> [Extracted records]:
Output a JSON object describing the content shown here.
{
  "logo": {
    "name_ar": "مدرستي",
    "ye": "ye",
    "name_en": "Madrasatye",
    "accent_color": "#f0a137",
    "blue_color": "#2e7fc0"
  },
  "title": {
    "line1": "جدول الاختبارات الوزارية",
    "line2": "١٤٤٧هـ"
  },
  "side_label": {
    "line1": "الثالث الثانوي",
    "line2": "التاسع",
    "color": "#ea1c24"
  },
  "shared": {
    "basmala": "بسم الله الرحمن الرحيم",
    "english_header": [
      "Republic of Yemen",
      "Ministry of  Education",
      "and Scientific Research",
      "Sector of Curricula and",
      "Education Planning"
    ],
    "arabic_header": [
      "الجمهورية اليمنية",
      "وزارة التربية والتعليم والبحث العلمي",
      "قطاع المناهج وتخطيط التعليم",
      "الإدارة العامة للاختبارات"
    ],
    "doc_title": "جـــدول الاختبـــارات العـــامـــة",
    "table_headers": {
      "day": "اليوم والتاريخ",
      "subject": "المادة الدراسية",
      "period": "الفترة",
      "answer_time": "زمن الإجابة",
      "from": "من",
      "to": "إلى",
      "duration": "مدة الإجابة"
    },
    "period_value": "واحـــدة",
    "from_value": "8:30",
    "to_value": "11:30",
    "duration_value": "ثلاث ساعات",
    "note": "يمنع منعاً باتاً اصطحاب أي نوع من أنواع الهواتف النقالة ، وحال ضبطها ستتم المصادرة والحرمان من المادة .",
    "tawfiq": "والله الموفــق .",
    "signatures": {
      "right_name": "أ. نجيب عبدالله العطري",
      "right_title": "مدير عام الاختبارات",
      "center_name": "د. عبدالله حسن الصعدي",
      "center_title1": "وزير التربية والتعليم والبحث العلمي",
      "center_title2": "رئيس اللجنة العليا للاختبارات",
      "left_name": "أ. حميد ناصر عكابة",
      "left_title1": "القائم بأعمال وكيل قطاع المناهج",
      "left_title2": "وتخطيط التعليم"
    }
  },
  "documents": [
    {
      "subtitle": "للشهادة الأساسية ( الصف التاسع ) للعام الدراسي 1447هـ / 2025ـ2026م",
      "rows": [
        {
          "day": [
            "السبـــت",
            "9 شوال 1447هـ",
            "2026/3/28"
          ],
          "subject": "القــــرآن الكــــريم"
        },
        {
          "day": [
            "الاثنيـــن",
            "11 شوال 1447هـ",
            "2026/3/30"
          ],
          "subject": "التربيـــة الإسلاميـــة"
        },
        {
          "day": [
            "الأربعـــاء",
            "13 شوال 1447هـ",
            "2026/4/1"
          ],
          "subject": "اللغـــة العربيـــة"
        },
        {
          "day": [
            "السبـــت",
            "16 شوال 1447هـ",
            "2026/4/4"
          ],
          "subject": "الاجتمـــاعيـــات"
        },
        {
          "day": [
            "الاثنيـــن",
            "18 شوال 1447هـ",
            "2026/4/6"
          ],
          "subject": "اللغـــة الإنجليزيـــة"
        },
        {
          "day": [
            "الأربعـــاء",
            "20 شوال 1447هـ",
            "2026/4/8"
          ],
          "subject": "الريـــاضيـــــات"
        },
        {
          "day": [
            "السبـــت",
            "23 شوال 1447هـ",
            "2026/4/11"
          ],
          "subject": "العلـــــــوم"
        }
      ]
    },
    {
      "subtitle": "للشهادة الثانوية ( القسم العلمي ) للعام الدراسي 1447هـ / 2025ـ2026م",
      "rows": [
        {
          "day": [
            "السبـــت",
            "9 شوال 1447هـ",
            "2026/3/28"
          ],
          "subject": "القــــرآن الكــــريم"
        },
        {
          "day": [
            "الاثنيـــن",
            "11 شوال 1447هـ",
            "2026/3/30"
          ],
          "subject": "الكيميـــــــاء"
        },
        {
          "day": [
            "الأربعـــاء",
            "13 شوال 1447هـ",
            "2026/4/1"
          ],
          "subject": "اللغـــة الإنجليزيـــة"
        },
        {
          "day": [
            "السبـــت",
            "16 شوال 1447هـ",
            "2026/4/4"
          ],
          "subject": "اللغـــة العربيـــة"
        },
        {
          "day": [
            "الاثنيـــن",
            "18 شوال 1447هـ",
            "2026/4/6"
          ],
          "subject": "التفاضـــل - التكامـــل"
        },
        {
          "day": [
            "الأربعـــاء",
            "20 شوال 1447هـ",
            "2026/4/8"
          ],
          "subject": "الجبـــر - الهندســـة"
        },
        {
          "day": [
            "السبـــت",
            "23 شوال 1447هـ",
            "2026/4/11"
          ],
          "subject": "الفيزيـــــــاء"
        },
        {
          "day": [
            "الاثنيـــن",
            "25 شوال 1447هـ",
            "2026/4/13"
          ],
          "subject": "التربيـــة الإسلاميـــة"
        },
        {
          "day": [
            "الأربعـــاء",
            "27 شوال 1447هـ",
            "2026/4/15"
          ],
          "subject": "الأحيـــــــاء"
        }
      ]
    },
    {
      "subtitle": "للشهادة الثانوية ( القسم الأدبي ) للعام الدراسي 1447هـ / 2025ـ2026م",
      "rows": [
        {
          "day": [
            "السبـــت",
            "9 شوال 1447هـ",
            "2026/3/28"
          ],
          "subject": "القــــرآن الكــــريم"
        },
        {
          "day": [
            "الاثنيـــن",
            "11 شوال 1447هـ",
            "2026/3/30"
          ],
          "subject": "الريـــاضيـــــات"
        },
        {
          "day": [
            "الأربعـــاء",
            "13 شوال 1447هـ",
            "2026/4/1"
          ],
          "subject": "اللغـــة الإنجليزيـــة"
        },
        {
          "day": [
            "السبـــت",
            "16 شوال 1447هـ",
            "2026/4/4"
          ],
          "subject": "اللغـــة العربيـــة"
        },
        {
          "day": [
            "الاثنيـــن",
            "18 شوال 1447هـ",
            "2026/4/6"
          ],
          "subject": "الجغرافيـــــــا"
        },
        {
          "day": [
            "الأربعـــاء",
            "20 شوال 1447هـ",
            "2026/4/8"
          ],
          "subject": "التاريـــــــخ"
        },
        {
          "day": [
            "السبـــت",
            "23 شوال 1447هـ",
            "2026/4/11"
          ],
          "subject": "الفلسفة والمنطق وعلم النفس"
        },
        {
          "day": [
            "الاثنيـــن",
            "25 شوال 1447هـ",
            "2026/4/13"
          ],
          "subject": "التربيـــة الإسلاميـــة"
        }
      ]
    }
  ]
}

> [Task instructions]:
Write out every entry verbatim.

> [The reply]:
Output a JSON object describing the content shown here.
{
  "logo": {
    "name_ar": "مدرستي",
    "ye": "ye",
    "name_en": "Madrasatye",
    "accent_color": "#f0a137",
    "blue_color": "#2e7fc0"
  },
  "title": {
    "line1": "جدول الاختبارات الوزارية",
    "line2": "١٤٤٧هـ"
  },
  "side_label": {
    "line1": "الثالث الثانوي",
    "line2": "التاسع",
    "color": "#ea1c24"
  },
  "shared": {
    "basmala": "بسم الله الرحمن الرحيم",
    "english_header": [
      "Republic of Yemen",
      "Ministry of  Education",
      "and Scientific Research",
      "Sector of Curricula and",
      "Education Planning"
    ],
    "arabic_header": [
      "الجمهورية اليمنية",
      "وزارة التربية والتعليم والبحث العلمي",
      "قطاع المناهج وتخطيط التعليم",
      "الإدارة العامة للاختبارات"
    ],
    "doc_title": "جـــدول الاختبـــارات العـــامـــة",
    "table_headers": {
      "day": "اليوم والتاريخ",
      "subject": "المادة الدراسية",
      "period": "الفترة",
      "answer_time": "زمن الإجابة",
      "from": "من",
      "to": "إلى",
      "duration": "مدة الإجابة"
    },
    "period_value": "واحـــدة",
    "from_value": "8:30",
    "to_value": "11:30",
    "duration_value": "ثلاث ساعات",
    "note": "يمنع منعاً باتاً اصطحاب أي نوع من أنواع الهواتف النقالة ، وحال ضبطها ستتم المصادرة والحرمان من المادة .",
    "tawfiq": "والله الموفــق .",
    "signatures": {
      "right_name": "أ. نجيب عبدالله العطري",
      "right_title": "مدير عام الاختبارات",
      "center_name": "د. عبدالله حسن الصعدي",
      "center_title1": "وزير التربية والتعليم والبحث العلمي",
      "center_title2": "رئيس اللجنة العليا للاختبارات",
      "left_name": "أ. حميد ناصر عكابة",
      "left_title1": "القائم بأعمال وكيل قطاع المناهج",
      "left_title2": "وتخطيط التعليم"
    }
  },
  "documents": [
    {
      "subtitle": "للشهادة الأساسية ( الصف التاسع ) للعام الدراسي 1447هـ / 2025ـ2026م",
      "rows": [
        {
          "day": [
            "السبـــت",
            "9 شوال 1447هـ",
            "2026/3/28"
          ],
          "subject": "القــــرآن الكــــريم"
        },
        {
          "day": [
            "الاثنيـــن",
            "11 شوال 1447هـ",
            "2026/3/30"
          ],
          "subject": "التربيـــة الإسلاميـــة"
        },
        {
          "day": [
            "الأربعـــاء",
            "13 شوال 1447هـ",
            "2026/4/1"
          ],
          "subject": "اللغـــة العربيـــة"
        },
        {
          "day": [
            "السبـــت",
            "16 شوال 1447هـ",
            "2026/4/4"
          ],
          "subject": "الاجتمـــاعيـــات"
        },
        {
          "day": [
            "الاثنيـــن",
            "18 شوال 1447هـ",
            "2026/4/6"
          ],
          "subject": "اللغـــة الإنجليزيـــة"
        },
        {
          "day": [
            "الأربعـــاء",
            "20 شوال 1447هـ",
            "2026/4/8"
          ],
          "subject": "الريـــاضيـــــات"
        },
        {
          "day": [
            "السبـــت",
            "23 شوال 1447هـ",
            "2026/4/11"
          ],
          "subject": "العلـــــــوم"
        }
      ]
    },
    {
      "subtitle": "للشهادة الثانوية ( القسم العلمي ) للعام الدراسي 1447هـ / 2025ـ2026م",
      "rows": [
        {
          "day": [
            "السبـــت",
            "9 شوال 1447هـ",
            "2026/3/28"
          ],
          "subject": "القــــرآن الكــــريم"
        },
        {
          "day": [
            "الاثنيـــن",
            "11 شوال 1447هـ",
            "2026/3/30"
          ],
          "subject": "الكيميـــــــاء"
        },
        {
          "day": [
            "الأربعـــاء",
            "13 شوال 1447هـ",
            "2026/4/1"
          ],
          "subject": "اللغـــة الإنجليزيـــة"
        },
        {
          "day": [
            "السبـــت",
            "16 شوال 1447هـ",
            "2026/4/4"
          ],
          "subject": "اللغـــة العربيـــة"
        },
        {
          "day": [
            "الاثنيـــن",
            "18 شوال 1447هـ",
            "2026/4/6"
          ],
          "subject": "التفاضـــل - التكامـــل"
        },
        {
          "day": [
            "الأربعـــاء",
            "20 شوال 1447هـ",
            "2026/4/8"
          ],
          "subject": "الجبـــر - الهندســـة"
        },
        {
          "day": [
            "السبـــت",
            "23 شوال 1447هـ",
            "2026/4/11"
          ],
          "subject": "الفيزيـــــــاء"
        },
        {
          "day": [
            "الاثنيـــن",
            "25 شوال 1447هـ",
            "2026/4/13"
          ],
          "subject": "التربيـــة الإسلاميـــة"
        },
        {
          "day": [
            "الأربعـــاء",
            "27 شوال 1447هـ",
            "2026/4/15"
          ],
          "subject": "الأحيـــــــاء"
        }
      ]
    },
    {
      "subtitle": "للشهادة الثانوية ( القسم الأدبي ) للعام الدراسي 1447هـ / 2025ـ2026م",
      "rows": [
        {
          "day": [
            "السبـــت",
            "9 شوال 1447هـ",
            "2026/3/28"
          ],
          "subject": "القــــرآن الكــــريم"
        },
        {
          "day": [
            "الاثنيـــن",
            "11 شوال 1447هـ",
            "2026/3/30"
          ],
          "subject": "الريـــاضيـــــات"
        },
        {
          "day": [
            "الأربعـــاء",
            "13 شوال 1447هـ",
            "2026/4/1"
          ],
          "subject": "اللغـــة الإنجليزيـــة"
        },
        {
          "day": [
            "السبـــت",
            "16 شوال 1447هـ",
            "2026/4/4"
          ],
          "subject": "اللغـــة العربيـــة"
        },
        {
          "day": [
            "الاثنيـــن",
            "18 شوال 1447هـ",
            "2026/4/6"
          ],
          "subject": "الجغرافيـــــــا"
        },
        {
          "day": [
            "الأربعـــاء",
            "20 شوال 1447هـ",
            "2026/4/8"
          ],
          "subject": "التاريـــــــخ"
        },
        {
          "day": [
            "السبـــت",
            "23 شوال 1447هـ",
            "2026/4/11"
          ],
          "subject": "الفلسفة والمنطق وعلم النفس"
        },
        {
          "day": [
            "الاثنيـــن",
            "25 شوال 1447هـ",
            "2026/4/13"
          ],
          "subject": "التربيـــة الإسلاميـــة"
        }
      ]
    }
  ]
}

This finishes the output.